[BEGIN DATASET ENTRIES]

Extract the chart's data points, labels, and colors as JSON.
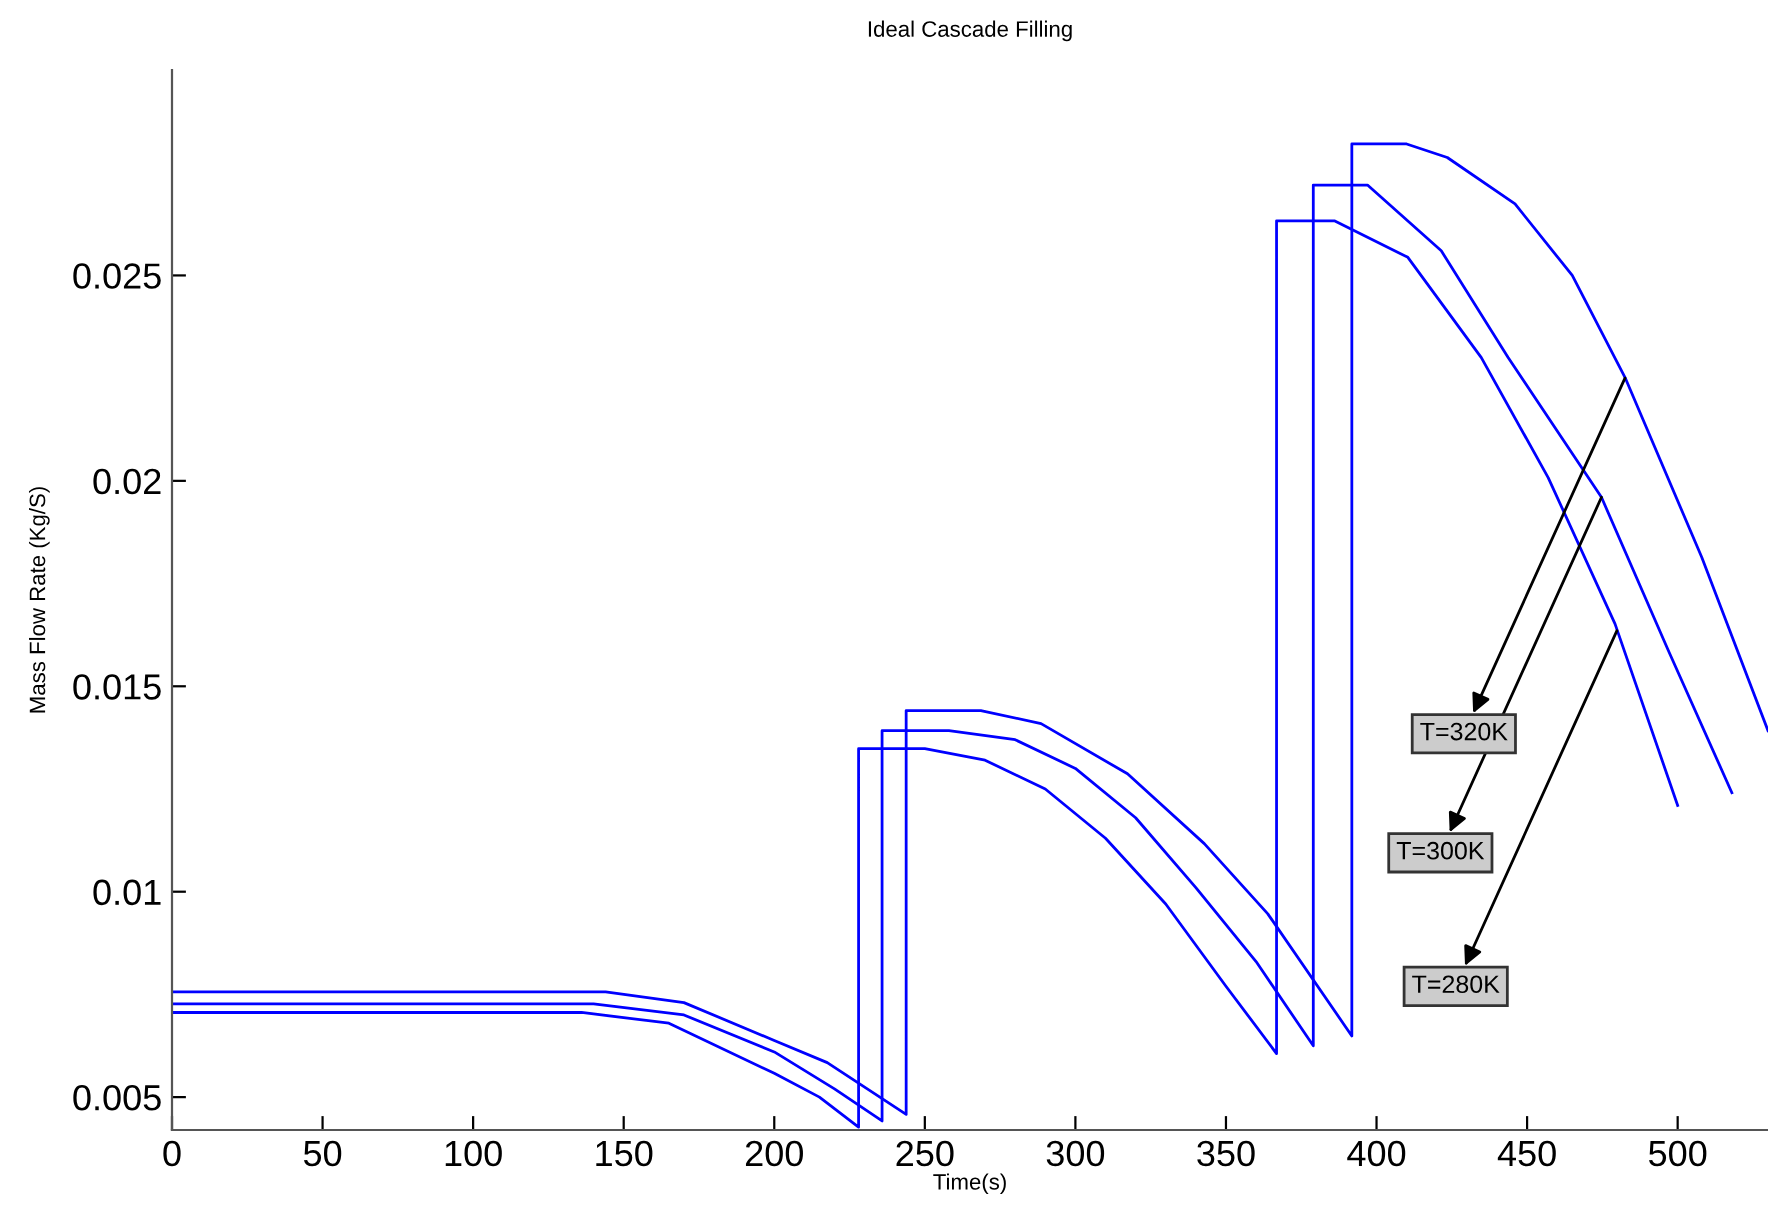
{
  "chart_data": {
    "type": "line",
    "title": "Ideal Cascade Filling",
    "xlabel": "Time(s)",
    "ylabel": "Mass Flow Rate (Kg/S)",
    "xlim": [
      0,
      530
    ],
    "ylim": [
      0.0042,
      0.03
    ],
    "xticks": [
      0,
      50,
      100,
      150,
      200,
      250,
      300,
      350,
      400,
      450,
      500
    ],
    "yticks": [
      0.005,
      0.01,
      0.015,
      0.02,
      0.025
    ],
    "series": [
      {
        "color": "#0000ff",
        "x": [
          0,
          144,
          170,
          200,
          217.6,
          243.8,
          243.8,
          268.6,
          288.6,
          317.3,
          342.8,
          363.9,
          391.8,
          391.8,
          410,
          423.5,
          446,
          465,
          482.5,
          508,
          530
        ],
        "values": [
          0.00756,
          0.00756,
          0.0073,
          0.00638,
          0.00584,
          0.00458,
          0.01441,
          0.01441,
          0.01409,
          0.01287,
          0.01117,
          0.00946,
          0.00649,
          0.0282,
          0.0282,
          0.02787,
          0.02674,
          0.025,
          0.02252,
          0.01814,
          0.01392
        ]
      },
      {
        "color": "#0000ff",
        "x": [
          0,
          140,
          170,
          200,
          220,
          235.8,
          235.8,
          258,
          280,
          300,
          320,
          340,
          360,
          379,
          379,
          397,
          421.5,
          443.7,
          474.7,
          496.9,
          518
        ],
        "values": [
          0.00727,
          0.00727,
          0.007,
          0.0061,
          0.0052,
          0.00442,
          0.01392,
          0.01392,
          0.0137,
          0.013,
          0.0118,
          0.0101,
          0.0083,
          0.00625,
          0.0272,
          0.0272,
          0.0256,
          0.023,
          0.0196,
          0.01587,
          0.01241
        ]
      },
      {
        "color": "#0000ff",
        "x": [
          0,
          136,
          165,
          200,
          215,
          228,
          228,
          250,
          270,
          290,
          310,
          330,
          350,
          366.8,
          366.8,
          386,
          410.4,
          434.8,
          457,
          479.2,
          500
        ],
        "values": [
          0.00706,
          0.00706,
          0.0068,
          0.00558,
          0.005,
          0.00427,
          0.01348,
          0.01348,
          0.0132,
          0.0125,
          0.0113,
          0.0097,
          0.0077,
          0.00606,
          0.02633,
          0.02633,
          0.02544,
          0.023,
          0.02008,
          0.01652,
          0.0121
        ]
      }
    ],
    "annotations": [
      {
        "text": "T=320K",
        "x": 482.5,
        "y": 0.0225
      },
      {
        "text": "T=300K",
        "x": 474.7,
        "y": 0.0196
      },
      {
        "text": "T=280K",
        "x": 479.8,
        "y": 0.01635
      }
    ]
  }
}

[END DATASET ENTRIES]

The records shown above are to be repeated exactly, with the pictures left out.

* **IN RESPONSE**:
Extract the chart's data points, labels, and colors as JSON.
{
  "chart_data": {
    "type": "line",
    "title": "Ideal Cascade Filling",
    "xlabel": "Time(s)",
    "ylabel": "Mass Flow Rate (Kg/S)",
    "xlim": [
      0,
      530
    ],
    "ylim": [
      0.0042,
      0.03
    ],
    "xticks": [
      0,
      50,
      100,
      150,
      200,
      250,
      300,
      350,
      400,
      450,
      500
    ],
    "yticks": [
      0.005,
      0.01,
      0.015,
      0.02,
      0.025
    ],
    "series": [
      {
        "color": "#0000ff",
        "x": [
          0,
          144,
          170,
          200,
          217.6,
          243.8,
          243.8,
          268.6,
          288.6,
          317.3,
          342.8,
          363.9,
          391.8,
          391.8,
          410,
          423.5,
          446,
          465,
          482.5,
          508,
          530
        ],
        "values": [
          0.00756,
          0.00756,
          0.0073,
          0.00638,
          0.00584,
          0.00458,
          0.01441,
          0.01441,
          0.01409,
          0.01287,
          0.01117,
          0.00946,
          0.00649,
          0.0282,
          0.0282,
          0.02787,
          0.02674,
          0.025,
          0.02252,
          0.01814,
          0.01392
        ]
      },
      {
        "color": "#0000ff",
        "x": [
          0,
          140,
          170,
          200,
          220,
          235.8,
          235.8,
          258,
          280,
          300,
          320,
          340,
          360,
          379,
          379,
          397,
          421.5,
          443.7,
          474.7,
          496.9,
          518
        ],
        "values": [
          0.00727,
          0.00727,
          0.007,
          0.0061,
          0.0052,
          0.00442,
          0.01392,
          0.01392,
          0.0137,
          0.013,
          0.0118,
          0.0101,
          0.0083,
          0.00625,
          0.0272,
          0.0272,
          0.0256,
          0.023,
          0.0196,
          0.01587,
          0.01241
        ]
      },
      {
        "color": "#0000ff",
        "x": [
          0,
          136,
          165,
          200,
          215,
          228,
          228,
          250,
          270,
          290,
          310,
          330,
          350,
          366.8,
          366.8,
          386,
          410.4,
          434.8,
          457,
          479.2,
          500
        ],
        "values": [
          0.00706,
          0.00706,
          0.0068,
          0.00558,
          0.005,
          0.00427,
          0.01348,
          0.01348,
          0.0132,
          0.0125,
          0.0113,
          0.0097,
          0.0077,
          0.00606,
          0.02633,
          0.02633,
          0.02544,
          0.023,
          0.02008,
          0.01652,
          0.0121
        ]
      }
    ],
    "annotations": [
      {
        "text": "T=320K",
        "x": 482.5,
        "y": 0.0225
      },
      {
        "text": "T=300K",
        "x": 474.7,
        "y": 0.0196
      },
      {
        "text": "T=280K",
        "x": 479.8,
        "y": 0.01635
      }
    ]
  }
}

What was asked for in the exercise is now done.